Problem details ▸ Look over the lines below. Report each one that includes the string "депозитів".

Records shown ▸
┌──

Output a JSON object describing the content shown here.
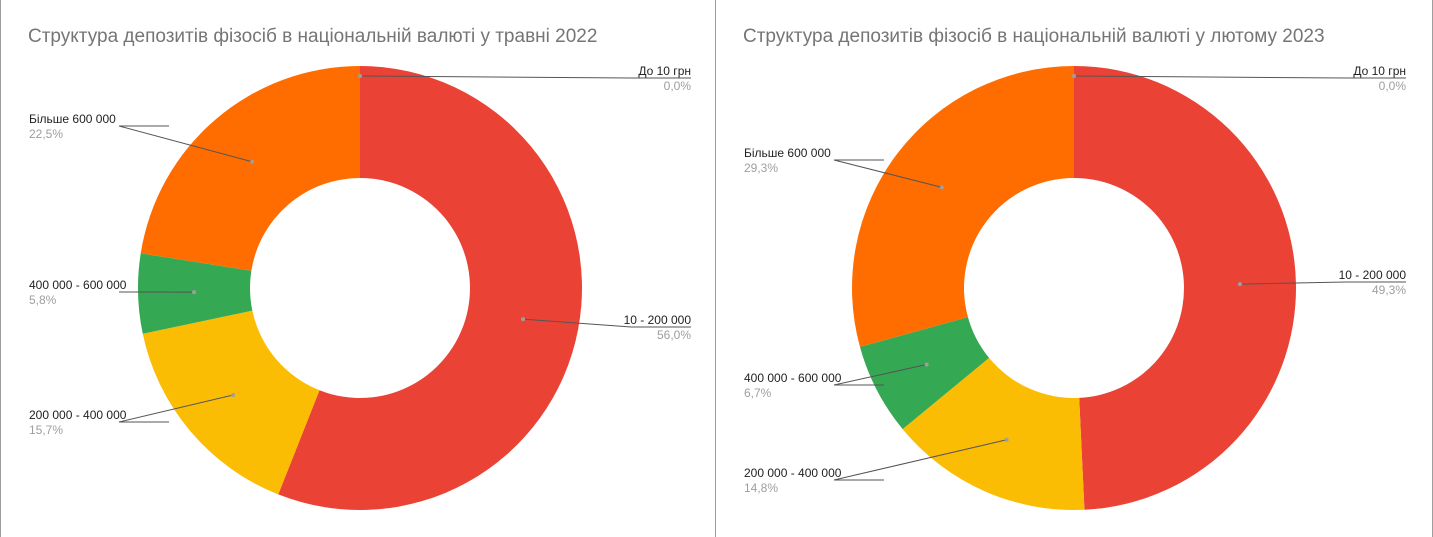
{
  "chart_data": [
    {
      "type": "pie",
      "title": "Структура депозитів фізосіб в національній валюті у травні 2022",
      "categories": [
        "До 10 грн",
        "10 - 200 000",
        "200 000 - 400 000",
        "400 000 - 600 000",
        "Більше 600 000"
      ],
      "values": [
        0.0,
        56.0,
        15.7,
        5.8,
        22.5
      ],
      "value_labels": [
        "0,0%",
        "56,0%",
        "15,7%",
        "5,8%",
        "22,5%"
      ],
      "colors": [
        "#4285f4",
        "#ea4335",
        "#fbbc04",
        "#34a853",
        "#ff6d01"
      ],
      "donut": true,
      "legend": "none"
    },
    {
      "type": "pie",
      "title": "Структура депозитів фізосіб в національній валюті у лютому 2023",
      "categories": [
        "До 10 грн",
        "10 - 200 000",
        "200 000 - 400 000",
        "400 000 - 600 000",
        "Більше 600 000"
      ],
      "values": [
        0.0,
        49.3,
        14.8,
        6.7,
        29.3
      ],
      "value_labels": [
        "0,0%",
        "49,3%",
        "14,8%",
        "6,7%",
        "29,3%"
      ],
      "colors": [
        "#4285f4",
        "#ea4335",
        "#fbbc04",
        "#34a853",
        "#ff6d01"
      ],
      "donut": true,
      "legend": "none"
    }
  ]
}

└──
┌──

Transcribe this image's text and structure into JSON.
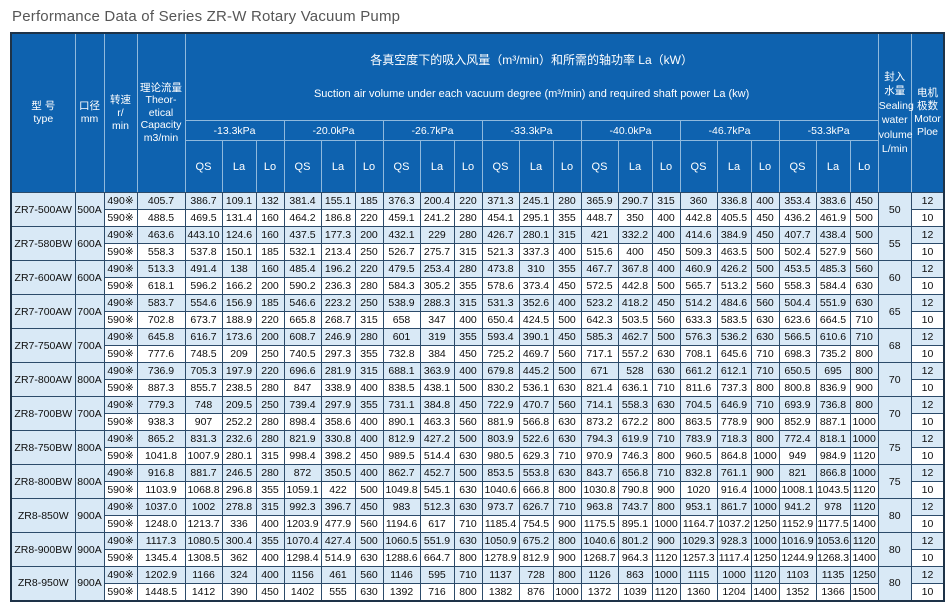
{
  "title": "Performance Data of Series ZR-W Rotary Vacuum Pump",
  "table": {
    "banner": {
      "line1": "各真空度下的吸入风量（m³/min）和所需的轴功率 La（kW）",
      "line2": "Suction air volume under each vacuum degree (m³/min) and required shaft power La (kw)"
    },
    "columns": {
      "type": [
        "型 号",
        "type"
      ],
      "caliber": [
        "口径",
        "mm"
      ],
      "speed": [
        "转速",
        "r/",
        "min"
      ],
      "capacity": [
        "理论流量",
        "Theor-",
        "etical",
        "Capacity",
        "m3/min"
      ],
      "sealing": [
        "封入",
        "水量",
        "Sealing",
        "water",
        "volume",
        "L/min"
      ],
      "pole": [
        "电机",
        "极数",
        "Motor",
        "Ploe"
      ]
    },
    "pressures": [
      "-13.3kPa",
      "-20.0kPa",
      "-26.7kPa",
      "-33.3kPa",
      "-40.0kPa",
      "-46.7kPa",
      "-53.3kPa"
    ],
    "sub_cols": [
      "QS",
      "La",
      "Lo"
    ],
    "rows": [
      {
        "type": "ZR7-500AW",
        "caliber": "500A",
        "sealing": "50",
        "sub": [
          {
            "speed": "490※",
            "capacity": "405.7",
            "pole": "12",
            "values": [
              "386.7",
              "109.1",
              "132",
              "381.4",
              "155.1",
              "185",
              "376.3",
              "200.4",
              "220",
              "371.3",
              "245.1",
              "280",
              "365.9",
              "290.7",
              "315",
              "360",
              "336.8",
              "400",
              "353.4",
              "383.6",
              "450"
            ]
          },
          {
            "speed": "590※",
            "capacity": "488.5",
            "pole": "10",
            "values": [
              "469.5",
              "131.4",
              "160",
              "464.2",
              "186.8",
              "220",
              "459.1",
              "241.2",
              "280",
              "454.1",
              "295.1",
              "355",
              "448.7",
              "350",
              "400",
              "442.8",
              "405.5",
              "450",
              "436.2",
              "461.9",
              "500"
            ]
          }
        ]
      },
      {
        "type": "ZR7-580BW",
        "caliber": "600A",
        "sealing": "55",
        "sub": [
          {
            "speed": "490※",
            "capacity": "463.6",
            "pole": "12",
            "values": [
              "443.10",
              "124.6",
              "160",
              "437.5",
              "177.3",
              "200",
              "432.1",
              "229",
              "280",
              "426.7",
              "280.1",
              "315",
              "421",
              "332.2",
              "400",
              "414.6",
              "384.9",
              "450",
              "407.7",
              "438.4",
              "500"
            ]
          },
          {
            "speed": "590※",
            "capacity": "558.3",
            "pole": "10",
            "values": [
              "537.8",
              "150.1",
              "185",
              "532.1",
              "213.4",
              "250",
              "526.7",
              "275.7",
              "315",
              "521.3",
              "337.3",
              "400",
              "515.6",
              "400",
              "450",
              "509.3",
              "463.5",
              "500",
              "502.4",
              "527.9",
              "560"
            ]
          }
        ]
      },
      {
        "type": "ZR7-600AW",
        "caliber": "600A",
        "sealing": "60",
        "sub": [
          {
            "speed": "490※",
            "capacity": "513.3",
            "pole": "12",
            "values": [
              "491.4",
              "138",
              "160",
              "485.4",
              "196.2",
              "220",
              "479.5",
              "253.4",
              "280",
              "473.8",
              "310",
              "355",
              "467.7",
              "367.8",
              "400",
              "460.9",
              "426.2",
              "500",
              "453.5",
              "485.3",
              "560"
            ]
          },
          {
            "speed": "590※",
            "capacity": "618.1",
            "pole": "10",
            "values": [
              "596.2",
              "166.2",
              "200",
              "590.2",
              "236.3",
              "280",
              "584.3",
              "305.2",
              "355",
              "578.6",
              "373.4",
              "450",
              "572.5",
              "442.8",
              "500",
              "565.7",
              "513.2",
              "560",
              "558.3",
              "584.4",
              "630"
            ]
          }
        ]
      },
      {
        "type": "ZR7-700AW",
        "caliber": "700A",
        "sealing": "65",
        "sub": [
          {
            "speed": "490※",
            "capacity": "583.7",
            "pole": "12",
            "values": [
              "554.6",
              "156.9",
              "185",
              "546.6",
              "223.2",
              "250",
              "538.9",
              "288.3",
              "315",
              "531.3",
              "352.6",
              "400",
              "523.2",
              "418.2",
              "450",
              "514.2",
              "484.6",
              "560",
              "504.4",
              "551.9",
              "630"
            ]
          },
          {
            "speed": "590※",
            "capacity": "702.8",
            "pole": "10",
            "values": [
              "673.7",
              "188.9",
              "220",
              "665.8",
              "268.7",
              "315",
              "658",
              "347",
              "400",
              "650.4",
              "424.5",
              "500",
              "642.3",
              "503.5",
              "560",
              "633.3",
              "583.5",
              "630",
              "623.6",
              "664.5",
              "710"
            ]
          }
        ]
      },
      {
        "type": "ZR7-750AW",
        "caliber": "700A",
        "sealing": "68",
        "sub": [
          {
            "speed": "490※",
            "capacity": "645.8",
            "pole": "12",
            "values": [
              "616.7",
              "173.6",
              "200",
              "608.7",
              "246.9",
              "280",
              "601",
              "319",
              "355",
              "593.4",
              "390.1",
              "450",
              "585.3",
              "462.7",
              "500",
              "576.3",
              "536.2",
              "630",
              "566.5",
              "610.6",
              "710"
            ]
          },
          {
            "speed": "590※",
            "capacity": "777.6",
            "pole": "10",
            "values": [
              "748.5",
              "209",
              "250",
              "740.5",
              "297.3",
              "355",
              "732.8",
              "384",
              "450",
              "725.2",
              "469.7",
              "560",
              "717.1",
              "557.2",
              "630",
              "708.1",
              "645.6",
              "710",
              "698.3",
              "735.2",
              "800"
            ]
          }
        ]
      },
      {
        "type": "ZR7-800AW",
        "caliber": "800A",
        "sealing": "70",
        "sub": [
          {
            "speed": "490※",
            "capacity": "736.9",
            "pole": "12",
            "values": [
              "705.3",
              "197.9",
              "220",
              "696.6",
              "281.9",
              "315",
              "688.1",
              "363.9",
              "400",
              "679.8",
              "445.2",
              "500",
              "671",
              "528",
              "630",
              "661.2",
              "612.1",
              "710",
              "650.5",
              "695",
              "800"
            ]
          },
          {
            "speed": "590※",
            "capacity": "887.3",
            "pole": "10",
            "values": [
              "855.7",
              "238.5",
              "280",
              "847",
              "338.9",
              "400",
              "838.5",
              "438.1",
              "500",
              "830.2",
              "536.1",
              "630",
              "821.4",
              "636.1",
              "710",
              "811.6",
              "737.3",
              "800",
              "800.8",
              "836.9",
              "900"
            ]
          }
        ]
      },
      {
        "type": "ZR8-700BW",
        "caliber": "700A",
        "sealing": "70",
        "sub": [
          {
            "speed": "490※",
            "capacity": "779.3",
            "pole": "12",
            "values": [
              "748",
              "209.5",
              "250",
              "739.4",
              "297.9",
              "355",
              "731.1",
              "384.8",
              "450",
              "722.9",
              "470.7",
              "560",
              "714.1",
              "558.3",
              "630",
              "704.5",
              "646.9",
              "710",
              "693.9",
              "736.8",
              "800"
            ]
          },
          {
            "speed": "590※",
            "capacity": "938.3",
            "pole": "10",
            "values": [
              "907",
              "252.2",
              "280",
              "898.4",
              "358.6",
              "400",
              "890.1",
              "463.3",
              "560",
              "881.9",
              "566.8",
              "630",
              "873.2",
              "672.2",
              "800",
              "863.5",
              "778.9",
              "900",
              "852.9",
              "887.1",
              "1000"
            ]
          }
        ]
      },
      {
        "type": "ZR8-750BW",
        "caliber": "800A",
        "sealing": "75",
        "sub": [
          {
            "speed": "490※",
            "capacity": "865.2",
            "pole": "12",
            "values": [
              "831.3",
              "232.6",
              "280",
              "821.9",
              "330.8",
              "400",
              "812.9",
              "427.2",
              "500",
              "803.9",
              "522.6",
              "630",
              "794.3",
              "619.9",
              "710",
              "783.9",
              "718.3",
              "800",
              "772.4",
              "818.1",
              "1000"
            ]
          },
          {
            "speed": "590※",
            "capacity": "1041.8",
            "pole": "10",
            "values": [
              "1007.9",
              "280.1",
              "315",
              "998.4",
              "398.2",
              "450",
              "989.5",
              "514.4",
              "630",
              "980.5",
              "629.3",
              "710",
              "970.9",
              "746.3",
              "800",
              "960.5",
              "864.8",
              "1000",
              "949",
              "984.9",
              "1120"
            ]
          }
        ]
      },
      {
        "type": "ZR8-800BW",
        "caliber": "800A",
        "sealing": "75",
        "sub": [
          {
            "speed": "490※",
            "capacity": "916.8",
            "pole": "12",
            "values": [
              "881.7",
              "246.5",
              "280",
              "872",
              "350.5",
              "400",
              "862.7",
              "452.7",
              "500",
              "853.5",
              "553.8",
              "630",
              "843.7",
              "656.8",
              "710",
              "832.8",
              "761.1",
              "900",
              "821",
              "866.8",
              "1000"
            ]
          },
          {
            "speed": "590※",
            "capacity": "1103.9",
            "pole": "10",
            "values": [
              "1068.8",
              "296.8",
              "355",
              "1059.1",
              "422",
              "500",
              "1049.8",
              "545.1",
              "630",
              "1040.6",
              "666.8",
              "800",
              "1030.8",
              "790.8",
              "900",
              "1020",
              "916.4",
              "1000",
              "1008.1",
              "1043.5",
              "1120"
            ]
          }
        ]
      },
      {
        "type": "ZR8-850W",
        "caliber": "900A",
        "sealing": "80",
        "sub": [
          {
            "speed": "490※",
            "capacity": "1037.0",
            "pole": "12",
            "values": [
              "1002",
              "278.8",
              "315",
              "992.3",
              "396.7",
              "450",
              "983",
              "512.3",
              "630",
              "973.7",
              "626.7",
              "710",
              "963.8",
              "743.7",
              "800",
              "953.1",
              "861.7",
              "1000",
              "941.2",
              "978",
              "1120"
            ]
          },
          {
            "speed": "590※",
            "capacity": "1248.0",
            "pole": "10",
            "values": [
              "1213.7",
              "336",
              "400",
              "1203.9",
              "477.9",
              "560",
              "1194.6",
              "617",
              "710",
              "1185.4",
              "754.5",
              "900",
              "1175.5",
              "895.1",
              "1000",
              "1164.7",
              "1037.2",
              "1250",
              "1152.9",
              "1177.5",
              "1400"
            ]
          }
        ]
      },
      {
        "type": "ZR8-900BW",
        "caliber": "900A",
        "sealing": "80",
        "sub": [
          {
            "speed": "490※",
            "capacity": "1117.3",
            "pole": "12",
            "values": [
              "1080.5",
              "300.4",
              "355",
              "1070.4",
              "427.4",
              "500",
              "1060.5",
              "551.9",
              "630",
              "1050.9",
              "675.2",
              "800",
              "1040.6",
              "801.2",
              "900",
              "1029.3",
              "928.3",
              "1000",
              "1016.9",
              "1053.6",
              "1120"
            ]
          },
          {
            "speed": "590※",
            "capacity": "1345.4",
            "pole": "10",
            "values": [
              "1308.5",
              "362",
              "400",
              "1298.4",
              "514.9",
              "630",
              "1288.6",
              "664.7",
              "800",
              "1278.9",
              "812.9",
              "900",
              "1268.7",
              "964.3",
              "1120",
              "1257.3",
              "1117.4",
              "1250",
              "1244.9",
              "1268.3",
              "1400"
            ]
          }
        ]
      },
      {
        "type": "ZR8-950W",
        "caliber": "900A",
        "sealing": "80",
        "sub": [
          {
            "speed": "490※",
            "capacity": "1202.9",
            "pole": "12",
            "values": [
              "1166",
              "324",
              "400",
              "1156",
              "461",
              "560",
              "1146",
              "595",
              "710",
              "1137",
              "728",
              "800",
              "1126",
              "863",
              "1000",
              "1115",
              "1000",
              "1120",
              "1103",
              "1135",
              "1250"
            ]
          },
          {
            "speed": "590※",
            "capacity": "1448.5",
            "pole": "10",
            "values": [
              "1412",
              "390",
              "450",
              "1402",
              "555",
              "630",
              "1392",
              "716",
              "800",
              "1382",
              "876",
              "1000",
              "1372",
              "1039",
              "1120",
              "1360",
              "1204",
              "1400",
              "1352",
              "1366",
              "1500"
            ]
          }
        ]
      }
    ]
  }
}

└──
┌──

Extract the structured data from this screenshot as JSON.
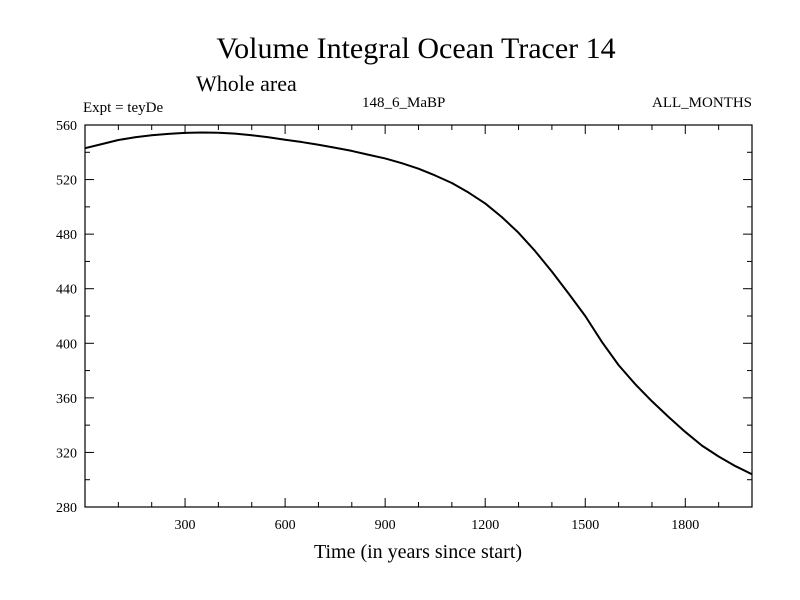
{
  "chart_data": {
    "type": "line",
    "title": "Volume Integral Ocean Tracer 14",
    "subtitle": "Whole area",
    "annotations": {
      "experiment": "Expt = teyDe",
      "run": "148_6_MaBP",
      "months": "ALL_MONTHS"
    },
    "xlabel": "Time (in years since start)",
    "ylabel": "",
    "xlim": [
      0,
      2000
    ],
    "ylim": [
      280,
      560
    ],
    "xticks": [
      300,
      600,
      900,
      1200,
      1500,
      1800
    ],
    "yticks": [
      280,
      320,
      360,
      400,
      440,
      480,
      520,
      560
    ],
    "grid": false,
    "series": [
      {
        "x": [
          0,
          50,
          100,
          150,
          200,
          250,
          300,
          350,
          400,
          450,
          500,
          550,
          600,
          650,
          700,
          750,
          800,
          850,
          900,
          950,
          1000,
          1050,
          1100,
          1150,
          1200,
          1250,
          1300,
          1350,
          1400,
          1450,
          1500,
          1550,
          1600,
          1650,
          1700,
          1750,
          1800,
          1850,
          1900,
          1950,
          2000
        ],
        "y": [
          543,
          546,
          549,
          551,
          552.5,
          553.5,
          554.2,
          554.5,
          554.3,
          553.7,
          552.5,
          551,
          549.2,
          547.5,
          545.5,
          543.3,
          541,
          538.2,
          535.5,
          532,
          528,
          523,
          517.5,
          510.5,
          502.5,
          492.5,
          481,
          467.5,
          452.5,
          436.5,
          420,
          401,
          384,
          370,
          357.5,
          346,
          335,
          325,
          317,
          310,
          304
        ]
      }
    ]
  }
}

└──

Solution to this problem ▸
      "title": "Структура депозитів фізосіб в національній валюті у травні 2022",
      "title": "Структура депозитів фізосіб в національній валюті у лютому 2023",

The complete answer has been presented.